» PROBLEM STATEMENT
Copy the data from its first line through the line that contains "chromosome [755, 704, 806, 789]", switching "elements" to "items" and leaving everything else the same.

Element boundary records:
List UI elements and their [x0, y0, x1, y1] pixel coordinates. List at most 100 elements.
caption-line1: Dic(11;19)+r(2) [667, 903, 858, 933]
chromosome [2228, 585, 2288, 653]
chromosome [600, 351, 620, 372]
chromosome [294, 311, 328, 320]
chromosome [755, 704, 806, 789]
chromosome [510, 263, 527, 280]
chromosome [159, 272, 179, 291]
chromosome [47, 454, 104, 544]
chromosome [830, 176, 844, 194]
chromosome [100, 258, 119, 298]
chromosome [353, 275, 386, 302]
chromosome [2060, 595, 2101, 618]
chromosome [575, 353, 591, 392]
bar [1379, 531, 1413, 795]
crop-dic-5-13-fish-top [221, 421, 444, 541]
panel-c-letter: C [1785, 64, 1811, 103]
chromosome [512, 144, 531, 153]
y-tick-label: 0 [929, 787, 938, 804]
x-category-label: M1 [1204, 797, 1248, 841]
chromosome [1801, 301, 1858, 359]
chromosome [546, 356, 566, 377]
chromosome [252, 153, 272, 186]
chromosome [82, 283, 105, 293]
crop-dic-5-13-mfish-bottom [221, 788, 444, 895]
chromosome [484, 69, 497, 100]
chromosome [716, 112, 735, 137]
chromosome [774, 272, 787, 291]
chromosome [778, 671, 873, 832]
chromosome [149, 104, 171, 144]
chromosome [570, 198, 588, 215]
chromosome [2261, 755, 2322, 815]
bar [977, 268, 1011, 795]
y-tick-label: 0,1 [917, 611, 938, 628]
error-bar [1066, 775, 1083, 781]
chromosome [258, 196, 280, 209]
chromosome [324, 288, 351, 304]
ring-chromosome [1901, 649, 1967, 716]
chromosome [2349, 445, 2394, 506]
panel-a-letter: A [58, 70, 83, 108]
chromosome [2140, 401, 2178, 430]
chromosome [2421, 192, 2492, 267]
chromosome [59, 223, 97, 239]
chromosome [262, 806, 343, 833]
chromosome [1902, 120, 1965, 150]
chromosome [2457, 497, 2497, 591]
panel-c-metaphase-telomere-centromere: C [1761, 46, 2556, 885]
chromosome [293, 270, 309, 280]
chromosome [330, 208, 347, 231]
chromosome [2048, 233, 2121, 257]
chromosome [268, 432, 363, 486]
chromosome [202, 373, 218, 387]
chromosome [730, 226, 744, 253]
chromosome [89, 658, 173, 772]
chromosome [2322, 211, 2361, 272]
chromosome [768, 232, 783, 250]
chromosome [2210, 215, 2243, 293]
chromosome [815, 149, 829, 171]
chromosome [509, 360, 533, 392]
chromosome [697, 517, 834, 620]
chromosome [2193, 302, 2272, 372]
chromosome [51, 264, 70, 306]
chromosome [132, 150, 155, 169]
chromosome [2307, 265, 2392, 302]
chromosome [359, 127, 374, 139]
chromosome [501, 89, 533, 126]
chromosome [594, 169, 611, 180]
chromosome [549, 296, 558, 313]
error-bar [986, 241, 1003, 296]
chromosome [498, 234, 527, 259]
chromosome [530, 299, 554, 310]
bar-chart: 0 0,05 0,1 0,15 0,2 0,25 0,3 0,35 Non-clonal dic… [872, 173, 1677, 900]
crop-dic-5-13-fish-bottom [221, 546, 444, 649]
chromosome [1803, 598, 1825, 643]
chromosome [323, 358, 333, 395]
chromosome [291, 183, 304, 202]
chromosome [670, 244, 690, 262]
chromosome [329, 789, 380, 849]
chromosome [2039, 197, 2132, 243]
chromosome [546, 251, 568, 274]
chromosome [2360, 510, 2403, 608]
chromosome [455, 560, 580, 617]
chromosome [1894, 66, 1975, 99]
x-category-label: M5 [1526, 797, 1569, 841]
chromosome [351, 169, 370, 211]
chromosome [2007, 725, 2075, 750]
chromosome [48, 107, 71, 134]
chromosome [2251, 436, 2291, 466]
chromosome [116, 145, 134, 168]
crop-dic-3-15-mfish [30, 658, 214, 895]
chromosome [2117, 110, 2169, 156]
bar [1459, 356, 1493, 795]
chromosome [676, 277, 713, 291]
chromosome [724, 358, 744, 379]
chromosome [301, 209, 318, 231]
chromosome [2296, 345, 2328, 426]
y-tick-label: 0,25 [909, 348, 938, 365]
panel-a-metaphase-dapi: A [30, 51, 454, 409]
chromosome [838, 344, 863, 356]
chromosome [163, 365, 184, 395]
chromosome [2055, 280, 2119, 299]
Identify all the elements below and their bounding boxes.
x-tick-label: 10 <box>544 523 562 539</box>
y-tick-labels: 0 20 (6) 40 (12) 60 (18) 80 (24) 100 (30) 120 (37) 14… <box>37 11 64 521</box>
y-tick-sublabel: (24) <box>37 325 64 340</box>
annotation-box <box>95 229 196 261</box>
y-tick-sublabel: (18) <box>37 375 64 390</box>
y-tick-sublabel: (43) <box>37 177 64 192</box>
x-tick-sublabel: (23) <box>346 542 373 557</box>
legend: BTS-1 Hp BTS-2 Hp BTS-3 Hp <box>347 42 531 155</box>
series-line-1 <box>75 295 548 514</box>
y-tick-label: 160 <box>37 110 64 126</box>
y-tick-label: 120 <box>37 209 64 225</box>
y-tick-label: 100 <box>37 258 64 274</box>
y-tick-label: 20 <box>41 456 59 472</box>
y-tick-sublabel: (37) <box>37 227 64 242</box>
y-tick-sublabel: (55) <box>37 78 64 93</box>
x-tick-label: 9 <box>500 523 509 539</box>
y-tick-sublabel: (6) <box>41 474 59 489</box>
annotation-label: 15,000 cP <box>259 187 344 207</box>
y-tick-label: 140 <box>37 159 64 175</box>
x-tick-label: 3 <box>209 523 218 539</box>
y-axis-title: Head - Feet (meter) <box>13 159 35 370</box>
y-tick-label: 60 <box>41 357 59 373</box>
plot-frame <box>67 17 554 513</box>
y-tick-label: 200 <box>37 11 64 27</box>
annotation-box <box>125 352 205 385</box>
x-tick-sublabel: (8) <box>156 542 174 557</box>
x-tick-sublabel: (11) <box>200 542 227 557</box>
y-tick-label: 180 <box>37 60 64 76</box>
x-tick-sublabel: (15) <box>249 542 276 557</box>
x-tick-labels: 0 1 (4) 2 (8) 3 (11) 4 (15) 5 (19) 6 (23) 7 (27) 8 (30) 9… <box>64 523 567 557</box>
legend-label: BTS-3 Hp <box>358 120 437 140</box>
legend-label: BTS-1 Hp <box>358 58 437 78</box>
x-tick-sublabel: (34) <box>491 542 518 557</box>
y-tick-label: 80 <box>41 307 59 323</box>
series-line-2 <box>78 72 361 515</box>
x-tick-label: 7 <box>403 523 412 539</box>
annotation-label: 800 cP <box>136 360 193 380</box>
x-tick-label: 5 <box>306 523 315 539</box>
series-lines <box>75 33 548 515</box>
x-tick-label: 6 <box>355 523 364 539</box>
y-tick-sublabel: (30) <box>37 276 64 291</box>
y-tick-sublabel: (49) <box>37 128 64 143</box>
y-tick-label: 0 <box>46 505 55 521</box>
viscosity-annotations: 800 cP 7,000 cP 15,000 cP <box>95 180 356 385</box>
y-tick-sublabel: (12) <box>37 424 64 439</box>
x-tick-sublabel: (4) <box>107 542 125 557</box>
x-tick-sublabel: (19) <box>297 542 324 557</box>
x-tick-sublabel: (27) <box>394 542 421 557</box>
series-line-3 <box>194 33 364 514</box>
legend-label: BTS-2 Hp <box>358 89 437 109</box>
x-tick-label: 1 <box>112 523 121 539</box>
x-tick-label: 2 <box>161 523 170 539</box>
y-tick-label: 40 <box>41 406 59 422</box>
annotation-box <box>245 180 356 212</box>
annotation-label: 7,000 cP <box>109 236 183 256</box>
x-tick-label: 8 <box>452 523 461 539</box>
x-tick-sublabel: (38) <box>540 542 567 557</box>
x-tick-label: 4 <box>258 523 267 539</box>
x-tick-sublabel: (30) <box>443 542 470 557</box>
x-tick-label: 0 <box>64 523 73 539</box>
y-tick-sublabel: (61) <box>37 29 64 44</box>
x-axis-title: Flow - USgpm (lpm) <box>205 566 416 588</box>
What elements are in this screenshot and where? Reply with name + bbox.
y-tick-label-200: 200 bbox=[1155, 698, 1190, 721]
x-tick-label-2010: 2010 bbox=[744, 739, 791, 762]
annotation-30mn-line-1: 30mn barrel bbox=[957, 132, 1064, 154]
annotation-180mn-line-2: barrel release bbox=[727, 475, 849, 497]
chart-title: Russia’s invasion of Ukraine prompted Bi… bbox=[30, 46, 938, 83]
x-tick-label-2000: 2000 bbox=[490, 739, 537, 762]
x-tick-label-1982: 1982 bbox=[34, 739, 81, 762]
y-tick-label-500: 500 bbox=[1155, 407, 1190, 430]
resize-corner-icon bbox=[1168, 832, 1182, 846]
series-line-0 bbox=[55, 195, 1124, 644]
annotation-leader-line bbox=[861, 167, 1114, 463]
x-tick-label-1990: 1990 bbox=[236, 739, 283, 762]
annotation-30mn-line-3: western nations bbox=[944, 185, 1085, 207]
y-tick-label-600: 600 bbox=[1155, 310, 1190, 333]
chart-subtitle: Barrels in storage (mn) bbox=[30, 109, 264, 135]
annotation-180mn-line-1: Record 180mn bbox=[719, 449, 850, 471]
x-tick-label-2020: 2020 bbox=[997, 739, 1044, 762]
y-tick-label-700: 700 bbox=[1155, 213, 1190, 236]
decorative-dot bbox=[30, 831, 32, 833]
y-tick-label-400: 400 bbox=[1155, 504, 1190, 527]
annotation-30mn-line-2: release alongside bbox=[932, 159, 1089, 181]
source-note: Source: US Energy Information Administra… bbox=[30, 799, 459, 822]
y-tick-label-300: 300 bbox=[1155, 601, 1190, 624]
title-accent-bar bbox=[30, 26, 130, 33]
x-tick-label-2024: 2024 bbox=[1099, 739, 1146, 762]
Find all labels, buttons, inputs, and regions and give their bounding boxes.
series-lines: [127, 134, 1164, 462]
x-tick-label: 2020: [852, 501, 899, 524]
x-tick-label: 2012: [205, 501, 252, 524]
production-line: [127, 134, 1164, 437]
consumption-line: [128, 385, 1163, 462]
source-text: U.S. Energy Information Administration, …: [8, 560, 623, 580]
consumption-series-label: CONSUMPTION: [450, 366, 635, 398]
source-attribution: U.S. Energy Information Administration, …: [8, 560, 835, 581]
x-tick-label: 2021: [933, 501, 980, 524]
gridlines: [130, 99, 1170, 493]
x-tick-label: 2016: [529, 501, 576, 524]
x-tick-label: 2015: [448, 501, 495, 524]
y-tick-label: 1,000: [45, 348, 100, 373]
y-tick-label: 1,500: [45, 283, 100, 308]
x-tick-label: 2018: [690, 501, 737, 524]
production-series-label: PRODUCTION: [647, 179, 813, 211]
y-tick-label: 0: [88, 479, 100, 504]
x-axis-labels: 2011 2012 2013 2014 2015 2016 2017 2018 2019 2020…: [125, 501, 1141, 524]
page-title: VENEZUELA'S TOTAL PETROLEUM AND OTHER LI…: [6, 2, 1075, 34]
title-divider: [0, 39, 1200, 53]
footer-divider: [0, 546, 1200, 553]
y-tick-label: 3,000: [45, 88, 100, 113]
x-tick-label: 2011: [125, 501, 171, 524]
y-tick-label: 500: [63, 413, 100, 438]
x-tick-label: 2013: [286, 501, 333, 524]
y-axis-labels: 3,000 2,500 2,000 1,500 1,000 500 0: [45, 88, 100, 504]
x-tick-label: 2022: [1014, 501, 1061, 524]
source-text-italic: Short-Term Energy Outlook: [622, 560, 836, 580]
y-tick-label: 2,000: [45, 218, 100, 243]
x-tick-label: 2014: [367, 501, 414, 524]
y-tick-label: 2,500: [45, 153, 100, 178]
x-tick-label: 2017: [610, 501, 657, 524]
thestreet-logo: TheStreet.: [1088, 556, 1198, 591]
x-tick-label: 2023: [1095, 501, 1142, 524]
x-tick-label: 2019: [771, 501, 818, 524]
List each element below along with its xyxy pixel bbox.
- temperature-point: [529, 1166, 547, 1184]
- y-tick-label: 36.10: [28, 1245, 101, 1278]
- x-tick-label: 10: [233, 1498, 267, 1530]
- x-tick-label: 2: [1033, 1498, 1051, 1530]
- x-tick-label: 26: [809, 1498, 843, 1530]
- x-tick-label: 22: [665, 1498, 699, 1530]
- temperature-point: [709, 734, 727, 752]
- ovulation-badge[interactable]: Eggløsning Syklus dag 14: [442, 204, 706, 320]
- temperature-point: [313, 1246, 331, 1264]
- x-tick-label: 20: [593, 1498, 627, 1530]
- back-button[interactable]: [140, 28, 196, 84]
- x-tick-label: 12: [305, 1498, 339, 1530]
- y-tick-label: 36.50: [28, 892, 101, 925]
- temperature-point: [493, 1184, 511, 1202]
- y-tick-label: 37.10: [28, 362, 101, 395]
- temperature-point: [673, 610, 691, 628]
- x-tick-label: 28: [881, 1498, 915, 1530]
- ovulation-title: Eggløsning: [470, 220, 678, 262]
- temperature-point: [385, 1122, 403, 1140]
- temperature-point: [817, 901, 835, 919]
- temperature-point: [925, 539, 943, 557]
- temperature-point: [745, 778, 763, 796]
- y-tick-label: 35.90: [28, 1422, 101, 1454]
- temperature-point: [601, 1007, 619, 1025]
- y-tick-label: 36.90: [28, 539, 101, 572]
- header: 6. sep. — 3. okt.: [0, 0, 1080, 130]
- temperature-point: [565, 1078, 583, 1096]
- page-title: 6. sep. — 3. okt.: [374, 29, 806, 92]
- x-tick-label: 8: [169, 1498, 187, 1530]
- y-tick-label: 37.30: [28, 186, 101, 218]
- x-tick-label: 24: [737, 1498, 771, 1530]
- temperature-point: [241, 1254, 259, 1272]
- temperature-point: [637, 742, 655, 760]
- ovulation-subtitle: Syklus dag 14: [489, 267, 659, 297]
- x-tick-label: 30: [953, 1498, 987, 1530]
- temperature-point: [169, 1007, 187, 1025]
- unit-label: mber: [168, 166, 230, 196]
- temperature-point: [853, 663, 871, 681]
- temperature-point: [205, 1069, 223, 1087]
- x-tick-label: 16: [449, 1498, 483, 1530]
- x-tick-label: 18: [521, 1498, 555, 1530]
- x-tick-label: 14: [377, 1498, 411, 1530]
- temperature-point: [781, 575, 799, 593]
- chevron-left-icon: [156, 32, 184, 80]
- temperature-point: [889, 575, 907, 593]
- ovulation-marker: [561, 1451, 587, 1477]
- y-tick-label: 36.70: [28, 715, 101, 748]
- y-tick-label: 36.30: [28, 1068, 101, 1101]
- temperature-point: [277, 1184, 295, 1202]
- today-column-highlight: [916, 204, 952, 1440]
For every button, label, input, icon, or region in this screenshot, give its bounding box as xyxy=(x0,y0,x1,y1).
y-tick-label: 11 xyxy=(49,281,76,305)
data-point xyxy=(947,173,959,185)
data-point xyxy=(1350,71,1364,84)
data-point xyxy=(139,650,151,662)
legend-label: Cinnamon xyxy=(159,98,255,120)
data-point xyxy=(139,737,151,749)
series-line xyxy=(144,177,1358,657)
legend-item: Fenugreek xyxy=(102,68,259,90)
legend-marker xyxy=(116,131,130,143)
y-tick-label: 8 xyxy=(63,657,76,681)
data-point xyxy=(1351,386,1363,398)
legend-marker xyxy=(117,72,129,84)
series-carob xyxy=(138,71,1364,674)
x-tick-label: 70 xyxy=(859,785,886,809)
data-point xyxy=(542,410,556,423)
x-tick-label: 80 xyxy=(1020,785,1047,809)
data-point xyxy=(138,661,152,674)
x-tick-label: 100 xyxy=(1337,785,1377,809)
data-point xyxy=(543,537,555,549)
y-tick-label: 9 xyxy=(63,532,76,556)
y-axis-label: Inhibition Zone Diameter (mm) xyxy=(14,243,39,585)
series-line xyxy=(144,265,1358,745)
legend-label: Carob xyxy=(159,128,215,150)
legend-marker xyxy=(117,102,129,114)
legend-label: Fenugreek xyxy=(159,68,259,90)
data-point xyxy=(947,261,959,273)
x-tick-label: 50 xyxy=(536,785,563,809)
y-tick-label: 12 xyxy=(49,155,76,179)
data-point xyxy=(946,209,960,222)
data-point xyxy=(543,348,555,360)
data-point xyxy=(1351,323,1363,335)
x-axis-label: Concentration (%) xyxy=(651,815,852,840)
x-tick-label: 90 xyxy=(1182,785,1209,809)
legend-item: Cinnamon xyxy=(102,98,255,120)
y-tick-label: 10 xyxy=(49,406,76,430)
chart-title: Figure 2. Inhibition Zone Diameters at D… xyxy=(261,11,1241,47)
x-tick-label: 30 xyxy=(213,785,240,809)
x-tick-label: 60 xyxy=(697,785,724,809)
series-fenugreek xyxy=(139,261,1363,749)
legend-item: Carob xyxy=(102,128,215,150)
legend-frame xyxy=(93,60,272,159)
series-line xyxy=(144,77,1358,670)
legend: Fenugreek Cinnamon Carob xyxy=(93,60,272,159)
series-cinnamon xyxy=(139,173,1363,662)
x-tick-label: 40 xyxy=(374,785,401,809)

» OUTPUT
List UI items and their [x0, y0, x1, y1] pixel coordinates. List at most 100 items.
caption-line1: Dic(11;19)+r(2) [667, 903, 858, 933]
chromosome [2228, 585, 2288, 653]
chromosome [600, 351, 620, 372]
chromosome [294, 311, 328, 320]
chromosome [755, 704, 806, 789]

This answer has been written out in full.